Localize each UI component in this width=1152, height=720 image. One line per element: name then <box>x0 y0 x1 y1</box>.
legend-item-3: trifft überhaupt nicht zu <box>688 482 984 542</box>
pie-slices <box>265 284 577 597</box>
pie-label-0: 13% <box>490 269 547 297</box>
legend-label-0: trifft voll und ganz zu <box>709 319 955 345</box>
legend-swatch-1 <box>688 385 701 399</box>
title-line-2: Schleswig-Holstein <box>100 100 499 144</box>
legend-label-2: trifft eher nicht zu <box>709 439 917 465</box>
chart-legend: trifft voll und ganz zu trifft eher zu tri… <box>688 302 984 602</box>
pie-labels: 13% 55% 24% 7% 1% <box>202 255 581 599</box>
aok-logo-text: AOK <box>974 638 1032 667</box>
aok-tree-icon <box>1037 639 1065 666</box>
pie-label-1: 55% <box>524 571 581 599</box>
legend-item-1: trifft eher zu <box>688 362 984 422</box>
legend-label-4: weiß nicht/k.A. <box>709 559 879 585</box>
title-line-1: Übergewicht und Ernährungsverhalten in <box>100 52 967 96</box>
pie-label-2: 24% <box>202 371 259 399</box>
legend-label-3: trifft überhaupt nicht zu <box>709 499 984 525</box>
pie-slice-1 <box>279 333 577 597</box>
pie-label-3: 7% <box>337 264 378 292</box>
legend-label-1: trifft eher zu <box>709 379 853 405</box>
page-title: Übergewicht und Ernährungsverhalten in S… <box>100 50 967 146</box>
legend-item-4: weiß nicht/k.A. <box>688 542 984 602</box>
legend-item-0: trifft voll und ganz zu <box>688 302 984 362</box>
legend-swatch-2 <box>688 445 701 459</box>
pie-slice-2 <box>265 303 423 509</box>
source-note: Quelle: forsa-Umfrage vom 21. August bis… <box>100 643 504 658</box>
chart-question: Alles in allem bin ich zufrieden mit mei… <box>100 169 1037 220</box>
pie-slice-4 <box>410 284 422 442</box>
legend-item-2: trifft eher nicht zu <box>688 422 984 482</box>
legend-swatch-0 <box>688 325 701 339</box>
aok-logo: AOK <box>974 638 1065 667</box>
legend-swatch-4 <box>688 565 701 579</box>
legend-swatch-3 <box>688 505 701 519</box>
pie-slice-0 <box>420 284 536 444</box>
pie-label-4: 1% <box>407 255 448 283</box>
□ □ □ □ □ □ □
#### Aim:
Rename "legend-swatch" to "legend-marker" in all of the lines above, leaving everything else unchanged.

#### Full output:
Localize each UI component in this width=1152, height=720 image. One line per element: name then <box>x0 y0 x1 y1</box>.
legend-item-3: trifft überhaupt nicht zu <box>688 482 984 542</box>
pie-slices <box>265 284 577 597</box>
pie-label-0: 13% <box>490 269 547 297</box>
legend-label-0: trifft voll und ganz zu <box>709 319 955 345</box>
legend-marker-1 <box>688 385 701 399</box>
title-line-2: Schleswig-Holstein <box>100 100 499 144</box>
legend-label-2: trifft eher nicht zu <box>709 439 917 465</box>
chart-legend: trifft voll und ganz zu trifft eher zu tri… <box>688 302 984 602</box>
pie-labels: 13% 55% 24% 7% 1% <box>202 255 581 599</box>
aok-logo-text: AOK <box>974 638 1032 667</box>
aok-tree-icon <box>1037 639 1065 666</box>
pie-label-1: 55% <box>524 571 581 599</box>
legend-item-1: trifft eher zu <box>688 362 984 422</box>
legend-label-4: weiß nicht/k.A. <box>709 559 879 585</box>
title-line-1: Übergewicht und Ernährungsverhalten in <box>100 52 967 96</box>
pie-label-2: 24% <box>202 371 259 399</box>
legend-label-3: trifft überhaupt nicht zu <box>709 499 984 525</box>
pie-slice-1 <box>279 333 577 597</box>
pie-label-3: 7% <box>337 264 378 292</box>
legend-label-1: trifft eher zu <box>709 379 853 405</box>
page-title: Übergewicht und Ernährungsverhalten in S… <box>100 50 967 146</box>
legend-item-4: weiß nicht/k.A. <box>688 542 984 602</box>
legend-item-0: trifft voll und ganz zu <box>688 302 984 362</box>
legend-marker-2 <box>688 445 701 459</box>
pie-slice-2 <box>265 303 423 509</box>
source-note: Quelle: forsa-Umfrage vom 21. August bis… <box>100 643 504 658</box>
chart-question: Alles in allem bin ich zufrieden mit mei… <box>100 169 1037 220</box>
pie-slice-4 <box>410 284 422 442</box>
legend-item-2: trifft eher nicht zu <box>688 422 984 482</box>
legend-marker-0 <box>688 325 701 339</box>
aok-logo: AOK <box>974 638 1065 667</box>
legend-marker-4 <box>688 565 701 579</box>
legend-marker-3 <box>688 505 701 519</box>
pie-slice-0 <box>420 284 536 444</box>
pie-label-4: 1% <box>407 255 448 283</box>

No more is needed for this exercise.